▶ ENTRIES SUPPLIED
Start

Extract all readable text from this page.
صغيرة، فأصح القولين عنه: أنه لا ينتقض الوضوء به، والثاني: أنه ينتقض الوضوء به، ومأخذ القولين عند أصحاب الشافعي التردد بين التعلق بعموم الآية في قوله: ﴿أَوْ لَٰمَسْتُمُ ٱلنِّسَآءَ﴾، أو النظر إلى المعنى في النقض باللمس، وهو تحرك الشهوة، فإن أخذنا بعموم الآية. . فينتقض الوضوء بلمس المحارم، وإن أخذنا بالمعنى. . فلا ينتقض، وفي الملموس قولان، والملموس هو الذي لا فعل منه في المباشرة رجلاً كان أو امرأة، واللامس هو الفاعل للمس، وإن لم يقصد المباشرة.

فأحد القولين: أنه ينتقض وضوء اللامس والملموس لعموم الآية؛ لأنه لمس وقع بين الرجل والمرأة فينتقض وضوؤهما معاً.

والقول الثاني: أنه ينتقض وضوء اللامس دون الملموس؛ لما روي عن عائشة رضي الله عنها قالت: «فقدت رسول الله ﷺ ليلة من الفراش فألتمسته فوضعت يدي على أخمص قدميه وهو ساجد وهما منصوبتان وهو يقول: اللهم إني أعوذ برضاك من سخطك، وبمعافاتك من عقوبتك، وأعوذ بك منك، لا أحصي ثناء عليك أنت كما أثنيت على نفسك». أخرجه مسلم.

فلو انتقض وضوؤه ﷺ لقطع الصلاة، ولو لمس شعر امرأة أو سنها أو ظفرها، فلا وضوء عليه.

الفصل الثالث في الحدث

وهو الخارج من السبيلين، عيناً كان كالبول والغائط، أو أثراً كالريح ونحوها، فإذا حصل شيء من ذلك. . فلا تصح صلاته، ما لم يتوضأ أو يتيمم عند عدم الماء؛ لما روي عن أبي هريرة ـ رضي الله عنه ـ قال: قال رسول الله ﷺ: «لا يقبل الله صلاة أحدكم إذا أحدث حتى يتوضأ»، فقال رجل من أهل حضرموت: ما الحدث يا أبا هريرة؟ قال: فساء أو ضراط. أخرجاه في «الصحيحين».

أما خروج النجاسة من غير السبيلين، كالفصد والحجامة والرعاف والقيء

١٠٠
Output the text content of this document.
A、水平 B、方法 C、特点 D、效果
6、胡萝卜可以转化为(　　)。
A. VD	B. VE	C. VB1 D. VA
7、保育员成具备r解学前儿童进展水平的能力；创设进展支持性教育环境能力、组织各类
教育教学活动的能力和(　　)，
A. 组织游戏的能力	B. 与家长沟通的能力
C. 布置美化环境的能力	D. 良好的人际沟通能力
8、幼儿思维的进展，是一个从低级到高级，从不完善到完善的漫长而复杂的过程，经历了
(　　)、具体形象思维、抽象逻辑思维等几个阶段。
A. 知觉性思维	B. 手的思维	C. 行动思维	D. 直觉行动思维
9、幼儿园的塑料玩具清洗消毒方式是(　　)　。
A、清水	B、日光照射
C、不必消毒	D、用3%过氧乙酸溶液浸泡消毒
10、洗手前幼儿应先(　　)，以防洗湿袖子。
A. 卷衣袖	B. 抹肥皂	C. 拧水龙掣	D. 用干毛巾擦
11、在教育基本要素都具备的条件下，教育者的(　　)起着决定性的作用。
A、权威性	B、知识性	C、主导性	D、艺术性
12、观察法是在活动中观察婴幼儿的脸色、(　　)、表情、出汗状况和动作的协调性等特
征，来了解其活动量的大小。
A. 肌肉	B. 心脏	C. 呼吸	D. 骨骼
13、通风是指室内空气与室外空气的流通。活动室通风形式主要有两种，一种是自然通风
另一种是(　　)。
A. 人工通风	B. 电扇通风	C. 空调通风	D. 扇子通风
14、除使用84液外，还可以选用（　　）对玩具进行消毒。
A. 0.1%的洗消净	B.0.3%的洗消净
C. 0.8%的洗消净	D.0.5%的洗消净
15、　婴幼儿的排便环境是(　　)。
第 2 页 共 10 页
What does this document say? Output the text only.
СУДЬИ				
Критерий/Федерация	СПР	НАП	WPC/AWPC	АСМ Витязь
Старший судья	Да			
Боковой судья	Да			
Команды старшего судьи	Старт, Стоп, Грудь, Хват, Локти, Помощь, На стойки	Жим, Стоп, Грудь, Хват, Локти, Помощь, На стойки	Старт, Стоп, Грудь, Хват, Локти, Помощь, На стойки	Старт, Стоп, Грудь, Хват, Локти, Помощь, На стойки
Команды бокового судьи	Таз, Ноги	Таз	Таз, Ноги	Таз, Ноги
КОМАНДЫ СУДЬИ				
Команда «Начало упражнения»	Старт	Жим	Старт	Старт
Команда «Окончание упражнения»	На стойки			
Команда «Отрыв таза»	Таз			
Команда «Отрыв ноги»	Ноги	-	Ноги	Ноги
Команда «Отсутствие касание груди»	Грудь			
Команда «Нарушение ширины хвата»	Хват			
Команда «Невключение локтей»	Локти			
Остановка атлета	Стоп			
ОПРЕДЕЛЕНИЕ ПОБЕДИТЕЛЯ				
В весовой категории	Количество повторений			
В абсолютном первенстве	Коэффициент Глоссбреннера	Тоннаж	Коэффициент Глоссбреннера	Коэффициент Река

End

▶ DIRECTIONS FOR THIS TASK
Extract every line from the one with "What does this" down to the final line above, both included, exactly as written.

▶ SOLUTION
What does this document say? Output the text only.
СУДЬИ				
Критерий/Федерация	СПР	НАП	WPC/AWPC	АСМ Витязь
Старший судья	Да			
Боковой судья	Да			
Команды старшего судьи	Старт, Стоп, Грудь, Хват, Локти, Помощь, На стойки	Жим, Стоп, Грудь, Хват, Локти, Помощь, На стойки	Старт, Стоп, Грудь, Хват, Локти, Помощь, На стойки	Старт, Стоп, Грудь, Хват, Локти, Помощь, На стойки
Команды бокового судьи	Таз, Ноги	Таз	Таз, Ноги	Таз, Ноги
КОМАНДЫ СУДЬИ				
Команда «Начало упражнения»	Старт	Жим	Старт	Старт
Команда «Окончание упражнения»	На стойки			
Команда «Отрыв таза»	Таз			
Команда «Отрыв ноги»	Ноги	-	Ноги	Ноги
Команда «Отсутствие касание груди»	Грудь			
Команда «Нарушение ширины хвата»	Хват			
Команда «Невключение локтей»	Локти			
Остановка атлета	Стоп			
ОПРЕДЕЛЕНИЕ ПОБЕДИТЕЛЯ				
В весовой категории	Количество повторений			
В абсолютном первенстве	Коэффициент Глоссбреннера	Тоннаж	Коэффициент Глоссбреннера	Коэффициент Река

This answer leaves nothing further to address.